Task goal
Copy every line from the records below that holds the word "อยแล".

Dataset entries
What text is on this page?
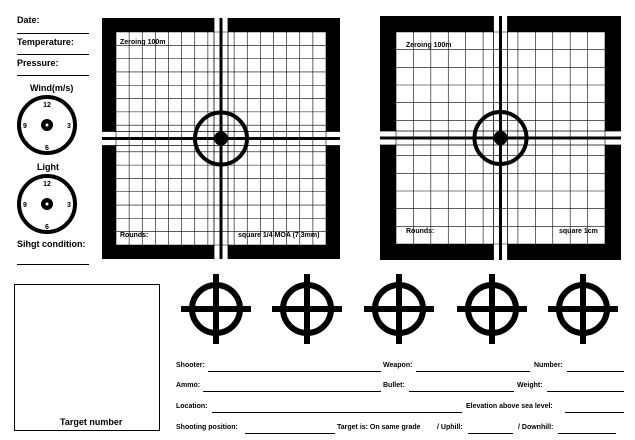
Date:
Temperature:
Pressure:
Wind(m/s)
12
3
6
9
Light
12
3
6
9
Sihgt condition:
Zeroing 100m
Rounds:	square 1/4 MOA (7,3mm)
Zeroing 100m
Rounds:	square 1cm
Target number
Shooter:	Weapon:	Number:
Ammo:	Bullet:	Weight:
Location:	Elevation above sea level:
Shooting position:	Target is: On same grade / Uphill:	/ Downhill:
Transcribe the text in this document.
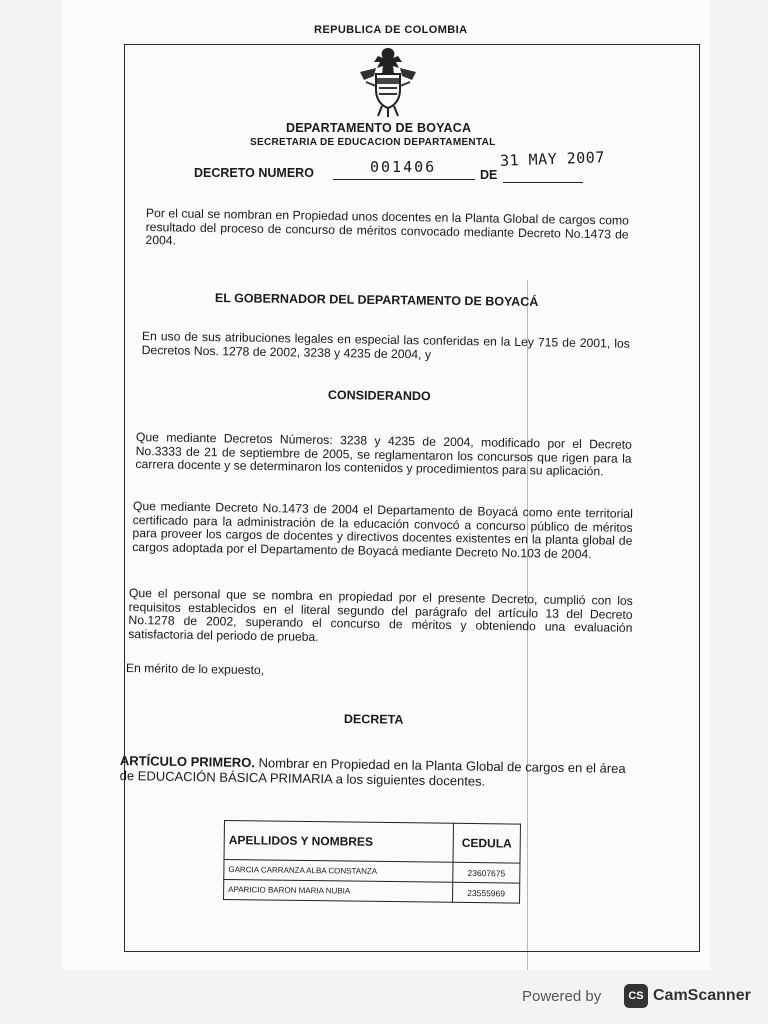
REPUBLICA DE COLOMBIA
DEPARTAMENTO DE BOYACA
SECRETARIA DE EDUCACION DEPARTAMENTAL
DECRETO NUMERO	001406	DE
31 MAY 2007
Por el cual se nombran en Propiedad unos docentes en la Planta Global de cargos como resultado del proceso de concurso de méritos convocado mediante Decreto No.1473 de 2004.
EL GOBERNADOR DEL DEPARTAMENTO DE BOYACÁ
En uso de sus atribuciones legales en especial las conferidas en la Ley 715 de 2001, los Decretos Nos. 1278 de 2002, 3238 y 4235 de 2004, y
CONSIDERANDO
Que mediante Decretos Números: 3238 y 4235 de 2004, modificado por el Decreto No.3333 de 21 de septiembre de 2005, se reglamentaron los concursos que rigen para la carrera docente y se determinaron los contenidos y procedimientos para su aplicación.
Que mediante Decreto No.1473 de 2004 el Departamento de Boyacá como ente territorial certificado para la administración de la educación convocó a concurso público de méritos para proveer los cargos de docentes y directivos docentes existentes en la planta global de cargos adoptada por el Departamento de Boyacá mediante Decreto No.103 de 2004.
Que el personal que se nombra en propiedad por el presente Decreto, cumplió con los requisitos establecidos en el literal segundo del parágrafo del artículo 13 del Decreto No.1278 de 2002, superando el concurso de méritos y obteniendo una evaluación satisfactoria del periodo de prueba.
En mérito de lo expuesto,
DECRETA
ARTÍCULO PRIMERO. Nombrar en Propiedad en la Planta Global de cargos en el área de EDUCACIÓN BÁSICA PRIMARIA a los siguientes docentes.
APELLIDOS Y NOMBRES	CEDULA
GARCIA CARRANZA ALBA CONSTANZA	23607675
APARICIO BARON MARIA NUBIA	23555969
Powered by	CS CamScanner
* * *
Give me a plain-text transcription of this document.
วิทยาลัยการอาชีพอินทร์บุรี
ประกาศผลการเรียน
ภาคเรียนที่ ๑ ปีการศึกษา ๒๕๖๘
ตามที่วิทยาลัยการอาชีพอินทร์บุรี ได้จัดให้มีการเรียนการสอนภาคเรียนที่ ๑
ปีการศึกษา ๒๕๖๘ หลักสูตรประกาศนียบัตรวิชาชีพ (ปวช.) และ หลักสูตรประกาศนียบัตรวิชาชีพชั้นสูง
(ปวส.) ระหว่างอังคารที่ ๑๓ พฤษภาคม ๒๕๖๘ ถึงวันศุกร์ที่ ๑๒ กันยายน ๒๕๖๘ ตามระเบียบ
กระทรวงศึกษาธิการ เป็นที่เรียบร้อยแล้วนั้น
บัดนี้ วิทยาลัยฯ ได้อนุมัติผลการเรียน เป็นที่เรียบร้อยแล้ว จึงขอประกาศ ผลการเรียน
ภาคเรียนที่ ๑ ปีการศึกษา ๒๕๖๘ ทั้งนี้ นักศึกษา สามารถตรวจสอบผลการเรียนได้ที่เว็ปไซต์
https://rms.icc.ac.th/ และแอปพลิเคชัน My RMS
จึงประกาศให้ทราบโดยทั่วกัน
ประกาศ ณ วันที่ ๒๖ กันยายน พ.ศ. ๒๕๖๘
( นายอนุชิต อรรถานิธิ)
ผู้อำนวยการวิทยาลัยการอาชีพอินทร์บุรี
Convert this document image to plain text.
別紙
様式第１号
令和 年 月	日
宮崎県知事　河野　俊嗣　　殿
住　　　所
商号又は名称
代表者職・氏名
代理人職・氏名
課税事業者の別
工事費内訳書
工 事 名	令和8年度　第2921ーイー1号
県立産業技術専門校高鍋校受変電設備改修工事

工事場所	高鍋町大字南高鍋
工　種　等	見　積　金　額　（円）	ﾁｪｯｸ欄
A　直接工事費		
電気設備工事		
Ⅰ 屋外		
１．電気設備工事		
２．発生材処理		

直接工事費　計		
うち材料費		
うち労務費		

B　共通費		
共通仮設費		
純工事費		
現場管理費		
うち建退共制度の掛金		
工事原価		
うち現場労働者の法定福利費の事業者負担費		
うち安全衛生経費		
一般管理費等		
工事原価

Result below
กระทรวงศึกษาธิการ เป็นที่เรียบร้อยแล้วนั้น
บัดนี้ วิทยาลัยฯ ได้อนุมัติผลการเรียน เป็นที่เรียบร้อยแล้ว จึงขอประกาศ ผลการเรียน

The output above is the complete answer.